_What is expected_:
Replace "copper" with "bronze" in the stretch from "Furthest Right" through "defines its crew." of the essay on the state as a ship, and write that stretch out again.

Furthest Right

The state of the ship

Whoever it was that first coined that phrase, had it right. He noticed something…

The State is no longer much like a ship, once constructed of the best materials available, to perform a specific purpose, and able to perform that purpose, out on the trackless deeps. A low-lying island, no longer able to navigate, with purpose, to its destination; a known place, or an as-yet unknown one. Unable to survive, whatever the forces of nature have to throw at it, or whatever the forces of human-failing have to put in its way.

Cannons no longer line its gunwhales: they might prove dangerous to pirates. The copper has all been stripped from its keel by lawless youths. Its unprotected rigging rots, and chaos defines its crew.

The ship is a complex ruin, and no one man may sail it confidently. For many are needed, each with a specific task to perform. The tasks are varied and unlike each other, thus those who perform them must be specialized to those tasks. Alas nobody can be found, that knows anything about it.

Certain tasks require several to carry them out. Others, only one. No one person runs everything, but one must organize the many: The most popular minority representative.

_Provided material_:
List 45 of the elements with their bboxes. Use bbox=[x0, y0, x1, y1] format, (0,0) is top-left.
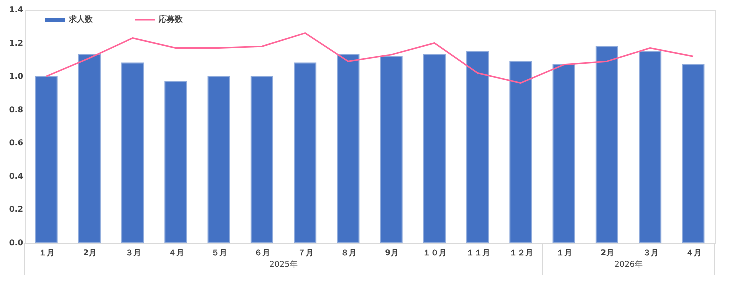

_Full answer_:
Furthest Right

The state of the ship

Whoever it was that first coined that phrase, had it right. He noticed something…

The State is no longer much like a ship, once constructed of the best materials available, to perform a specific purpose, and able to perform that purpose, out on the trackless deeps. A low-lying island, no longer able to navigate, with purpose, to its destination; a known place, or an as-yet unknown one. Unable to survive, whatever the forces of nature have to throw at it, or whatever the forces of human-failing have to put in its way.

Cannons no longer line its gunwhales: they might prove dangerous to pirates. The bronze has all been stripped from its keel by lawless youths. Its unprotected rigging rots, and chaos defines its crew.